● Job
From the post below about senators warning the EU over cigarette rules, copy out word for word the passage from "More below the" up to and including "bat for them.".

● Text provided
------------------------------

A story that appeared in the Wall Street Journal on June 6: "U.S. Senators Warn EU Over Proposed Cigarette Rules", by By Thomas Catan and William Mauldin. Here are some excerpts:
"Europe is encountering fierce opposition from an unexpected source over its efforts to curb smoking: Republican Senator Mitch McConnell of Kentucky.
"In a sharply-worded letter, the Senate minority leader has warned the European Union its proposed restrictions on tobacco marketing would violate international trade rules and harm trade relations with the U.S."
"The May 7 letter was also signed by Sens. Rand Paul (R., Ky.), Richard Burr (R., N.C.) and Kay Hagan (D., N.C.)."
More below the fold.
There are a lot of issues to address here, but I'll start with this: we have four Senators whoring for the tobacco industry, which is losing ground in North America, partially because very few people in the Republican Religious Right smoke cigarettes. The tobacco industry is losing ground in Europe, too, so in an attempt to stem the tide, McConnell goes to bat for them.
Oh, and Paul's biography says that he's an M.D.
More excerpts from the WSJ article:
"Along with three other senators from tobacco-producing states, Mr. McConnell also pointedly reminded the European Union that his legislative body would be considering any free-trade agreement negotiated between the U.S. and EU. The two sides embarked on an ambitious effort to ink a trade pact earlier this year.

------------------------------

● Supplied data
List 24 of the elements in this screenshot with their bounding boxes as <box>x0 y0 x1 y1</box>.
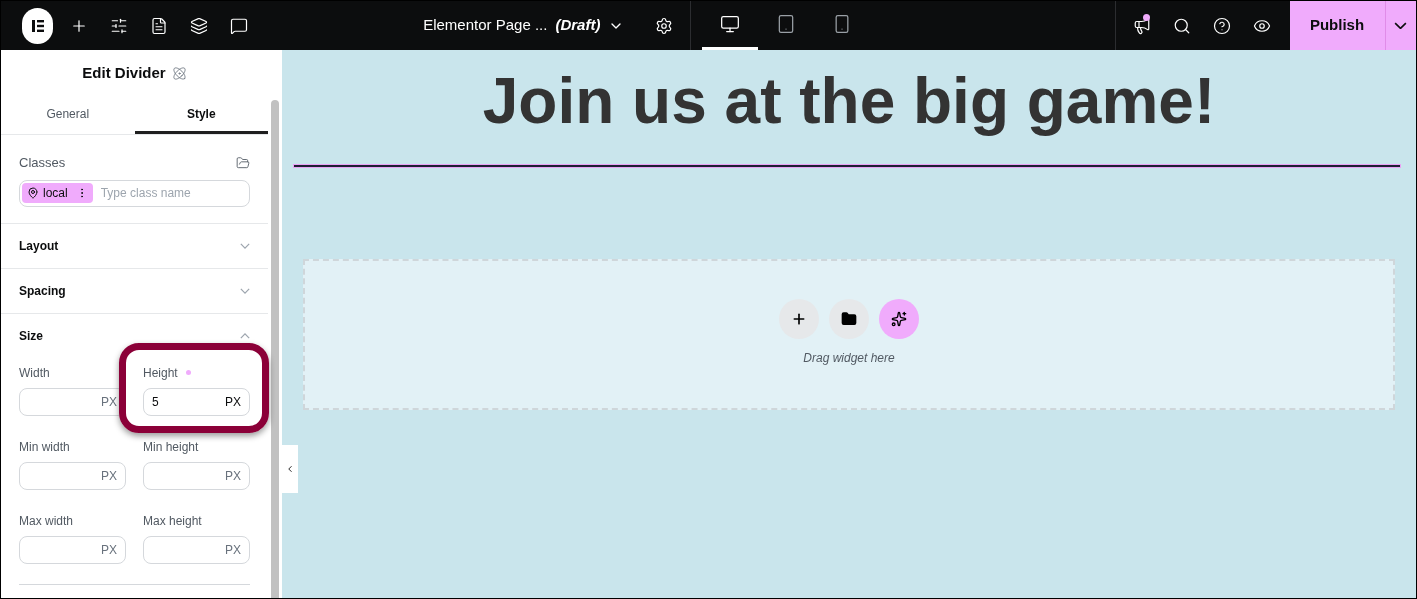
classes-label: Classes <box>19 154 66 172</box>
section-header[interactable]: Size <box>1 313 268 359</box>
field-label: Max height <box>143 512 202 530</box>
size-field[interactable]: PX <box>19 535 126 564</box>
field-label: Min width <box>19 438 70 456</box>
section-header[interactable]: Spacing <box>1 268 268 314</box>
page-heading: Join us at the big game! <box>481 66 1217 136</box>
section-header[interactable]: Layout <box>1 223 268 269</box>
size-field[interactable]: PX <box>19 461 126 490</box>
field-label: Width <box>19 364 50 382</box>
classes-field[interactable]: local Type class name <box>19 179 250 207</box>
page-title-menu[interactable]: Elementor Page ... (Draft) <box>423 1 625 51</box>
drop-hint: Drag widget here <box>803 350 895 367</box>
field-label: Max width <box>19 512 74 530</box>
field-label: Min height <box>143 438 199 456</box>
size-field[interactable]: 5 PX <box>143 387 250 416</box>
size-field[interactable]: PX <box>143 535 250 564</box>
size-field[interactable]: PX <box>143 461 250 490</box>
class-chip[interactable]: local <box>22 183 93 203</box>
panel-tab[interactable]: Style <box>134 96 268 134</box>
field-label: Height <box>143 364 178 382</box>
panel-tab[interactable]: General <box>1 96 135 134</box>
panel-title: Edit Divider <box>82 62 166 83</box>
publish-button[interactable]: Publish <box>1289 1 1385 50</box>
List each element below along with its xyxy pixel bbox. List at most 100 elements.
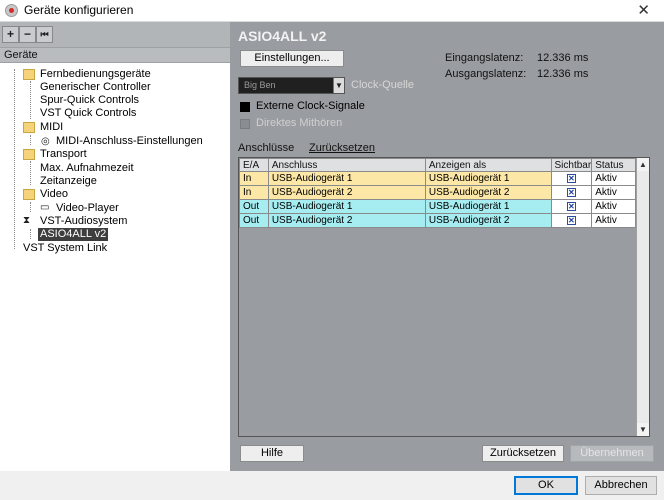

------------------------------

● Answer to this problem
More below the fold.
There are a lot of issues to address here, but I'll start with this: we have four Senators whoring for the tobacco industry, which is losing ground in North America, partially because very few people in the Republican Religious Right smoke cigarettes. The tobacco industry is losing ground in Europe, too, so in an attempt to stem the tide, McConnell goes to bat for them.